Figure collection entries
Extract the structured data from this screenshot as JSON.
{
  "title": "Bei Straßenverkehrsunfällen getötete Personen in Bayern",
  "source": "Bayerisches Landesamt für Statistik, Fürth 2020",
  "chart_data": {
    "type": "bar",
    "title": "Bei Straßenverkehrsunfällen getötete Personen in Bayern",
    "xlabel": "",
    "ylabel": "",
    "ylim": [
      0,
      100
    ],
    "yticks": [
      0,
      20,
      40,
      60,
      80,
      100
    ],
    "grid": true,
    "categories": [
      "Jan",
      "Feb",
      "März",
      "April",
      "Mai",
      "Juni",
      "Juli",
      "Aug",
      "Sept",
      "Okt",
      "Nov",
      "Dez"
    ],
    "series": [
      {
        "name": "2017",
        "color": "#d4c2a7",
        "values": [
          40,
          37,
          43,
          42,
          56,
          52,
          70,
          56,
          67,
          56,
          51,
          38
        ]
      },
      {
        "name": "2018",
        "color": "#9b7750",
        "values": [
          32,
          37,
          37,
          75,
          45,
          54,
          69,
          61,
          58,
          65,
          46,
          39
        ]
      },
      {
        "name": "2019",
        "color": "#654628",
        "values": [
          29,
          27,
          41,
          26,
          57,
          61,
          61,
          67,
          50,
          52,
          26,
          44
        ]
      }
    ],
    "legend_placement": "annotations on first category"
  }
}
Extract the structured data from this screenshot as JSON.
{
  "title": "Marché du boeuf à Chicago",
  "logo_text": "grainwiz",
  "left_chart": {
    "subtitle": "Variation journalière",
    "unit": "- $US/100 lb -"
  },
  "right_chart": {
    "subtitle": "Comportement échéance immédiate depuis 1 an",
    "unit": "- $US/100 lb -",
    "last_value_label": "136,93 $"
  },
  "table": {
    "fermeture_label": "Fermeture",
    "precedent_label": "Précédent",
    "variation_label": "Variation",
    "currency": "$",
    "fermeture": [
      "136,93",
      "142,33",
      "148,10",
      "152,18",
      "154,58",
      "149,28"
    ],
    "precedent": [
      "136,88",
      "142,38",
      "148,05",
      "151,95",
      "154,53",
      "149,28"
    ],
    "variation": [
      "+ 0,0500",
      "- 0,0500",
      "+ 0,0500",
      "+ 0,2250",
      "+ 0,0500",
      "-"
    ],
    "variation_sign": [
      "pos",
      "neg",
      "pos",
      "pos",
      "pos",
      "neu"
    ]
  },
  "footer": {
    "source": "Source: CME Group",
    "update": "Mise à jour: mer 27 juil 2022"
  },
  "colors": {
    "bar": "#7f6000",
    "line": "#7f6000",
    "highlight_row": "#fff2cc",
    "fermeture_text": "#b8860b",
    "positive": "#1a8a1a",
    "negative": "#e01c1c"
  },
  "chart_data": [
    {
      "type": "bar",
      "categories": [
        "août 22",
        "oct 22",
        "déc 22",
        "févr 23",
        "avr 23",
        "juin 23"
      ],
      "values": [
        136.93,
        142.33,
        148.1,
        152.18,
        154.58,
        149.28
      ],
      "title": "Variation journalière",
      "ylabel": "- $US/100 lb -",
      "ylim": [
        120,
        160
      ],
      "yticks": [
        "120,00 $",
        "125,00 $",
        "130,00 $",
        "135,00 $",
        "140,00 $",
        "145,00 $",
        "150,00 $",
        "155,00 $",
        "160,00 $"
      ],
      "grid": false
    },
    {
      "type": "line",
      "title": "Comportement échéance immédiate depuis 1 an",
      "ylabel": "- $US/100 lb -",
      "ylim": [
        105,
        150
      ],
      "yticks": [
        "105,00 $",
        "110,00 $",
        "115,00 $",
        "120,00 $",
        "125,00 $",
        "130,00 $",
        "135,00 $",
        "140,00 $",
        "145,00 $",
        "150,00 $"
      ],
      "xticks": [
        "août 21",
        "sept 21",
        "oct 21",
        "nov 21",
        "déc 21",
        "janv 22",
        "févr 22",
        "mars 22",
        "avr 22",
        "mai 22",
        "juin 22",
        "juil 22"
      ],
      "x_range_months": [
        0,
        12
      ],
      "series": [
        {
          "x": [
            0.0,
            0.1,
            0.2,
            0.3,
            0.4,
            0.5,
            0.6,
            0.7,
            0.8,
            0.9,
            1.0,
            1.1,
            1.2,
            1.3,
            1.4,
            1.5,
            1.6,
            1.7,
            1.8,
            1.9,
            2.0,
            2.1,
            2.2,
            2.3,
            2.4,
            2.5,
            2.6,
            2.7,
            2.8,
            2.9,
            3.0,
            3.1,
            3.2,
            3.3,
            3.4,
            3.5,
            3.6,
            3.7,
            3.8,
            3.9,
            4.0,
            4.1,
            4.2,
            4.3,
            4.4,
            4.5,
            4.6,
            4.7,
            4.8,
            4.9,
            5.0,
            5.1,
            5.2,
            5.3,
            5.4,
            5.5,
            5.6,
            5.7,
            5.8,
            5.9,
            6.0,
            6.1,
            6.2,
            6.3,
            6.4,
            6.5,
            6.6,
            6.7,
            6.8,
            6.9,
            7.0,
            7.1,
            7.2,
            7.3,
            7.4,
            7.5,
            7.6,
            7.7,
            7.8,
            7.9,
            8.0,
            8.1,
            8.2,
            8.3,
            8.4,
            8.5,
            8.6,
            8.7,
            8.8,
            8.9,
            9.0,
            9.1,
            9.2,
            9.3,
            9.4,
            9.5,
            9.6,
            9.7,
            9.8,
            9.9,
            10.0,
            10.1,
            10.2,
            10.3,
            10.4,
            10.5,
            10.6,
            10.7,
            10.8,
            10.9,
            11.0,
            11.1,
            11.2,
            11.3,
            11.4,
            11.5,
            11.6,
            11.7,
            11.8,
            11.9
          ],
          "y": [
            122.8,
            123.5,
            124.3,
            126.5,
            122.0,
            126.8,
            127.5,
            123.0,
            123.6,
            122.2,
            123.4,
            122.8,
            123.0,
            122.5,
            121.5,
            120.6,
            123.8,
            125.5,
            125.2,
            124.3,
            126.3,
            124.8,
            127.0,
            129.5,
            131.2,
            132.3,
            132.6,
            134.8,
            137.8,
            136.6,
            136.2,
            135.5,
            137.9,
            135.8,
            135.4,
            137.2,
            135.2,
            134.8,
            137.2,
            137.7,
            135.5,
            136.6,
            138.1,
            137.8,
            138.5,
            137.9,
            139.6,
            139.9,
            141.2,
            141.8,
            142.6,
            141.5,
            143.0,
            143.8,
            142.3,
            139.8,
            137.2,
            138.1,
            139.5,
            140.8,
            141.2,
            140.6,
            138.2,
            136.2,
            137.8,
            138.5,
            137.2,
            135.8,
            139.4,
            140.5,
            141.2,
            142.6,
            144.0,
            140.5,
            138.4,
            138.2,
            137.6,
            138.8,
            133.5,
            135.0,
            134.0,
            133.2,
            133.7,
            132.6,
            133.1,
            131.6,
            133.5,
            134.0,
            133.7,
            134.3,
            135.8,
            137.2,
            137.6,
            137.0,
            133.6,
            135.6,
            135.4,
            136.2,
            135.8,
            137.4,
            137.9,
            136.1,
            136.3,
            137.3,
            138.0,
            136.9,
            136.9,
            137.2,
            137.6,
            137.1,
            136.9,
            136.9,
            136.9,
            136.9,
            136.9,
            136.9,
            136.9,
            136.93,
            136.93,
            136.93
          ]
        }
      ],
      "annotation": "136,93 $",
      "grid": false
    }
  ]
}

PROMPT:
Go through the lines above. Select every one that has the string "échéance".

WRITTEN ANSWER:
    "subtitle": "Comportement échéance immédiate depuis 1 an",
      "title": "Comportement échéance immédiate depuis 1 an",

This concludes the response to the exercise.